So, Elizabeth Warren endorsed Hillary Clinton tonight. Is that all she did?
Rachel Maddow begins the segment with her explanation why Elizabeth Warren didn’t choose to endorse either candidate during the primary. This wasn’t a question put to Warren, but rather Maddow’s own statement, after which she begins the interview asking Warren to make her endorsement.
“I am ready to get in this fight and work my heart out for Hillary Clinton to become the next president of the United States and make sure Donald Trump never gets anywhere close to the White House.”
Maddow then asks Warren why she didn’t endorse during the primary, as most male and female senators and members of Congress did.
E. Warren:
“I felt that the primary was really important and it was an opportunity for Democrats to get out there and show this is what it means to be a Democrat. We got out there and pushed those issues forward…”
There was nothing in her answer that indicates in any way that what Maddow said at the start of the segment is a part of her thinking.
E. Warren:
‘I also think that what Bernie Sanders did was powerfully important and he ran a campaign from the heart. And he ran a campaign where he took these issues and he really thrust them into the spotlight. These are issues near and dear to my heart. He brought millions of people into the process. He brought millions of people into the Democratic party and, for me, this is what this is all about. I take my cue, on every part of this, from Bernie and what he said right at the beginning: “this campaign, what this is about, what we’re doing here, millions of people across this country, millions of people who work hard every day in this land, it is not about one candidate. It’s not even about one election. Coming together to help the fight to level the playing field, so that everybody gets a fighting chance.’
Looking at my social media timelines, it was difficult not to see the huge numbers of people who immediately jumped on the “Warren sold out” bandwagon. So, let’s break up this interview into four distinct pieces.

┄┄┄┄┄┄

_Objective_.
Please copy, word for word, the part of the Warren endorsement article starting with "Maddow then asks" and going on through "of her thinking.". The records below come from a separate source.

┄┄┄┄┄┄

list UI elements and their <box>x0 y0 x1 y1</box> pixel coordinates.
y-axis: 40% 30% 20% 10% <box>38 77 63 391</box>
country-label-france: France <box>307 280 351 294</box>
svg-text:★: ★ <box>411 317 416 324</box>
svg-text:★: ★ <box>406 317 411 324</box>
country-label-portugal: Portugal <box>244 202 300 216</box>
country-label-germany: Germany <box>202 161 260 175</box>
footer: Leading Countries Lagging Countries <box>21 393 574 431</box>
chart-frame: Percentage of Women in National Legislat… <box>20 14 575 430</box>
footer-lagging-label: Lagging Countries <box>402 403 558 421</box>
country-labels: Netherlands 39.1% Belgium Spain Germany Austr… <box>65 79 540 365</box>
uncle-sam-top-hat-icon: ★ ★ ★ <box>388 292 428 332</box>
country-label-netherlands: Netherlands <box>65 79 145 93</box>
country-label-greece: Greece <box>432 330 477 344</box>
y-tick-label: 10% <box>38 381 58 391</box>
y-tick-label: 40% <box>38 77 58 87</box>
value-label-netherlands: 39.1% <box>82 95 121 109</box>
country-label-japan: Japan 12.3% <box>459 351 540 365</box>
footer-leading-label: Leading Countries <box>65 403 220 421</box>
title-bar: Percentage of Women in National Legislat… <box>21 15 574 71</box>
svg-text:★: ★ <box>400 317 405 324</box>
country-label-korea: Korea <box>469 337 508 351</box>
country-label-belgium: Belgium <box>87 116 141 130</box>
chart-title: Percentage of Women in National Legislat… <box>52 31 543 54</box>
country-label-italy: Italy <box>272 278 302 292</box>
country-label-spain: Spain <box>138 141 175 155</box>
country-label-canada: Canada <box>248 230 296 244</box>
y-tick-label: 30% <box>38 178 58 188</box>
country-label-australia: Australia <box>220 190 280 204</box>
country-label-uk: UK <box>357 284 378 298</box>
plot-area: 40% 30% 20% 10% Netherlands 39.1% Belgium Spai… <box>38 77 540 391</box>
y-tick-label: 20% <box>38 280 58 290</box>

┄┄┄┄┄┄

_Task response_.
Maddow then asks Warren why she didn’t endorse during the primary, as most male and female senators and members of Congress did.
E. Warren:
“I felt that the primary was really important and it was an opportunity for Democrats to get out there and show this is what it means to be a Democrat. We got out there and pushed those issues forward…”
There was nothing in her answer that indicates in any way that what Maddow said at the start of the segment is a part of her thinking.